▶ **WHAT TO PRODUCE**
From the entries below, copy every line where the string "coordinate" appears.

▶ **DATA LISTING**
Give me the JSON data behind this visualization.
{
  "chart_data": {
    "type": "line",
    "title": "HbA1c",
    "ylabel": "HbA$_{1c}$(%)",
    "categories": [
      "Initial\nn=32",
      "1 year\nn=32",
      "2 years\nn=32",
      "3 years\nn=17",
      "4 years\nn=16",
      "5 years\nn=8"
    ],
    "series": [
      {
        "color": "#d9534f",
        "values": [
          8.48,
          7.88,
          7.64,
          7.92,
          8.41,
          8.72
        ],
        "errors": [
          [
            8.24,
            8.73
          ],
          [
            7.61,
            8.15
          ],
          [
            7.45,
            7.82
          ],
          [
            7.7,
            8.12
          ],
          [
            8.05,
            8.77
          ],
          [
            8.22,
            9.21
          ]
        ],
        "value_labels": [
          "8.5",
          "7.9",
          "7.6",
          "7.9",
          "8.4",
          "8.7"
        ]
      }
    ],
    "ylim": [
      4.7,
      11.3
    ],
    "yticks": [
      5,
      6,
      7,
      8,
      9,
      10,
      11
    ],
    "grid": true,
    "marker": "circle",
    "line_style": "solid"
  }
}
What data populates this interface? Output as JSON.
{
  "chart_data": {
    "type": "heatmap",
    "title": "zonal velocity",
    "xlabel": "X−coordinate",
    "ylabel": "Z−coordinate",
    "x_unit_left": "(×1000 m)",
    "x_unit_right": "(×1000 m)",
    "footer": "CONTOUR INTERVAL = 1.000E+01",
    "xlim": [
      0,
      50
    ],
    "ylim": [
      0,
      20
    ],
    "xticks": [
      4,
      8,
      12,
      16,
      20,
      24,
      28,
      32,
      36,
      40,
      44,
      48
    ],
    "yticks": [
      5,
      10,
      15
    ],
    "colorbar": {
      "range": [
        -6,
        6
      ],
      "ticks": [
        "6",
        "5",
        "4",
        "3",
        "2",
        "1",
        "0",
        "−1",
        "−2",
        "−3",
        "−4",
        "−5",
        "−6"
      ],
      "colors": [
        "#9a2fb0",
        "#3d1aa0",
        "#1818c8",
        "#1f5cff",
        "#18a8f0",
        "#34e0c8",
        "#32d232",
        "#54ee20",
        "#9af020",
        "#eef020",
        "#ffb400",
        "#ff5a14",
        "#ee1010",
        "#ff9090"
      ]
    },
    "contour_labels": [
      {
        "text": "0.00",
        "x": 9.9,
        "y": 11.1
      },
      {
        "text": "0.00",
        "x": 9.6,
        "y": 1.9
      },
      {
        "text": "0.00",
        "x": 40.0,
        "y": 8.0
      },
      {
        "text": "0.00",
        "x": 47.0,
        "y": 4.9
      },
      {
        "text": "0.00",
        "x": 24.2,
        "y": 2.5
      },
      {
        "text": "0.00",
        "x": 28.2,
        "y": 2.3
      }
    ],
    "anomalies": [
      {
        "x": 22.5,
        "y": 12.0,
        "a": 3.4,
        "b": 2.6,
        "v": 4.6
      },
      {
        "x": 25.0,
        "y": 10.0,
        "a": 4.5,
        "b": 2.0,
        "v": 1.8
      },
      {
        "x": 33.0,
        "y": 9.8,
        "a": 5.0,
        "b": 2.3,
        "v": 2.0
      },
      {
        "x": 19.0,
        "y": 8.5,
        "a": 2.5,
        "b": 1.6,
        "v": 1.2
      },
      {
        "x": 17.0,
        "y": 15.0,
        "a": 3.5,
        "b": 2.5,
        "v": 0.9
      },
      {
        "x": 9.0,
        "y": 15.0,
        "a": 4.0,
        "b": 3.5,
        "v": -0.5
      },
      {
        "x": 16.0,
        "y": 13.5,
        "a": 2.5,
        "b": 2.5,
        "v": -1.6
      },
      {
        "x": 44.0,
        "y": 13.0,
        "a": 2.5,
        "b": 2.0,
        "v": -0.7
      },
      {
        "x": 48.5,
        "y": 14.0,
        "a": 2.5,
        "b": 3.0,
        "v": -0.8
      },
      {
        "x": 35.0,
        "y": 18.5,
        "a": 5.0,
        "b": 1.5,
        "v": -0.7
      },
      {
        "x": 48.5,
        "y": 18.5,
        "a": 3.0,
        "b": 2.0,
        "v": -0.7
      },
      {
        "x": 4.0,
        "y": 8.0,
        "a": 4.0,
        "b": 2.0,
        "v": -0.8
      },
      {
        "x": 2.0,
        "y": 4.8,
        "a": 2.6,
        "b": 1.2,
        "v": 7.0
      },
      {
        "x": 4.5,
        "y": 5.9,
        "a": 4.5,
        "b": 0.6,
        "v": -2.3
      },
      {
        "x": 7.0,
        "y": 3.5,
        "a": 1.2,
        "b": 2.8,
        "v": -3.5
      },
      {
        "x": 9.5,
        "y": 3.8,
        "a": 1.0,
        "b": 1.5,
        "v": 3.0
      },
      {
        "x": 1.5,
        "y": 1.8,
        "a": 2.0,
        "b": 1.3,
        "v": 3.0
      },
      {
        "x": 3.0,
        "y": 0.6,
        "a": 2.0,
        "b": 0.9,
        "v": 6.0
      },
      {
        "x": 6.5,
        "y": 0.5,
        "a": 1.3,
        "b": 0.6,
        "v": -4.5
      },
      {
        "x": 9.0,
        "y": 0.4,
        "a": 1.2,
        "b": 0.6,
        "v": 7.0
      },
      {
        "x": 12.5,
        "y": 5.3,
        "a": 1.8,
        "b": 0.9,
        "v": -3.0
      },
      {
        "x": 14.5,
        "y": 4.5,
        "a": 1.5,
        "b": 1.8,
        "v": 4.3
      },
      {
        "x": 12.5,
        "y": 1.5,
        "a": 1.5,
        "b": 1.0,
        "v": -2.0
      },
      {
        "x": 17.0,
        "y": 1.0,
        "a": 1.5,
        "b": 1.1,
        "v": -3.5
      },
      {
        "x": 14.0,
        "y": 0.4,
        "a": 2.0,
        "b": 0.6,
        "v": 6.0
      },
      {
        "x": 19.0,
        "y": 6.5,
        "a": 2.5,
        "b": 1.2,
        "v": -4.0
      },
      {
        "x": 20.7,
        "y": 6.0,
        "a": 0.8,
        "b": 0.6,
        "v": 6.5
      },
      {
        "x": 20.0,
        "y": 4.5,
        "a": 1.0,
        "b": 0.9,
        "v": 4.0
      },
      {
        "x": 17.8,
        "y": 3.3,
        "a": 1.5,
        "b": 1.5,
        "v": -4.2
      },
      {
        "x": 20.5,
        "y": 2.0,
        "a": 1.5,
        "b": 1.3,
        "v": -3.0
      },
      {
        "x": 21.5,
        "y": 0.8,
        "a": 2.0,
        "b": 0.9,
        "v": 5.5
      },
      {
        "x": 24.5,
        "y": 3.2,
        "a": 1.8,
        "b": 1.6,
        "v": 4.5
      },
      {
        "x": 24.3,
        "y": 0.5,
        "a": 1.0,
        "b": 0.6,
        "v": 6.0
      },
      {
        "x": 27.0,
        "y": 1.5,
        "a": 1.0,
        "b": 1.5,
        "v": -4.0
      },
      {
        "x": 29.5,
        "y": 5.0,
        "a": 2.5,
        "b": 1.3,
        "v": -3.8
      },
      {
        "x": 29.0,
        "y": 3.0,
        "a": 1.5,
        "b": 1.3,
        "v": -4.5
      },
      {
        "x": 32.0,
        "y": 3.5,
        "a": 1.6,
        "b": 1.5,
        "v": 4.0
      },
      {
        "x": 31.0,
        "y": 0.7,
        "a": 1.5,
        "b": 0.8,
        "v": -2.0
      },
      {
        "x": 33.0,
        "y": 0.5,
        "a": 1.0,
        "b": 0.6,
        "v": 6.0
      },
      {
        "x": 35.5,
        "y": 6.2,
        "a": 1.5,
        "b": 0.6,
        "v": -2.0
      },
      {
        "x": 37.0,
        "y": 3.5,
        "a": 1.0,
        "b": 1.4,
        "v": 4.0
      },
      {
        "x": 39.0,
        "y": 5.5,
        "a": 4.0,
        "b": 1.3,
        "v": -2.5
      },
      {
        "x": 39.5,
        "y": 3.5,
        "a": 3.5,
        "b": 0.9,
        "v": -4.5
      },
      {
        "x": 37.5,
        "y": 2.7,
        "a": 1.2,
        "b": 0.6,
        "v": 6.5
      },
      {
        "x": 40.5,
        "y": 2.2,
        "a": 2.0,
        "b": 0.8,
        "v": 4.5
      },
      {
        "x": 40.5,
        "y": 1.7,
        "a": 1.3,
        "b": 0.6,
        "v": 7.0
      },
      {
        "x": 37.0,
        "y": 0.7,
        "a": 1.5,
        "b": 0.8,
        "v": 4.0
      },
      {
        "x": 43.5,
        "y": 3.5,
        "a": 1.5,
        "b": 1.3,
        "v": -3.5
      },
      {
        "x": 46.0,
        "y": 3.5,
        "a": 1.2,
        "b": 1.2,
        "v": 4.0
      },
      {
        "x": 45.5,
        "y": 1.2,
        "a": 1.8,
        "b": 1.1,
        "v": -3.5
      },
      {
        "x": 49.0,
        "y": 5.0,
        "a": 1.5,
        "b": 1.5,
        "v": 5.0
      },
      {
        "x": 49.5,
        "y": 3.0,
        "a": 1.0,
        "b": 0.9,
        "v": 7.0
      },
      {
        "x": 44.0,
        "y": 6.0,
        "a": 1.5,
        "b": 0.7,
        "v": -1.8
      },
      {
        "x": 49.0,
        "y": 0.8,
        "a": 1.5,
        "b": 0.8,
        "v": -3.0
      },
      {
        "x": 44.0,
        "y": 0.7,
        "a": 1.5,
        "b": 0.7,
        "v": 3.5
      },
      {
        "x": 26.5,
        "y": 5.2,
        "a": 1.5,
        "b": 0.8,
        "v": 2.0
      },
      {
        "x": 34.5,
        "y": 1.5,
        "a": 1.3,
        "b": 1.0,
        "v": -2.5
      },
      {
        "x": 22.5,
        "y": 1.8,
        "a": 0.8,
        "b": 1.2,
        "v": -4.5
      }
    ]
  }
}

▶ **FINISHED TASK**
    "xlabel": "X−coordinate",
    "ylabel": "Z−coordinate",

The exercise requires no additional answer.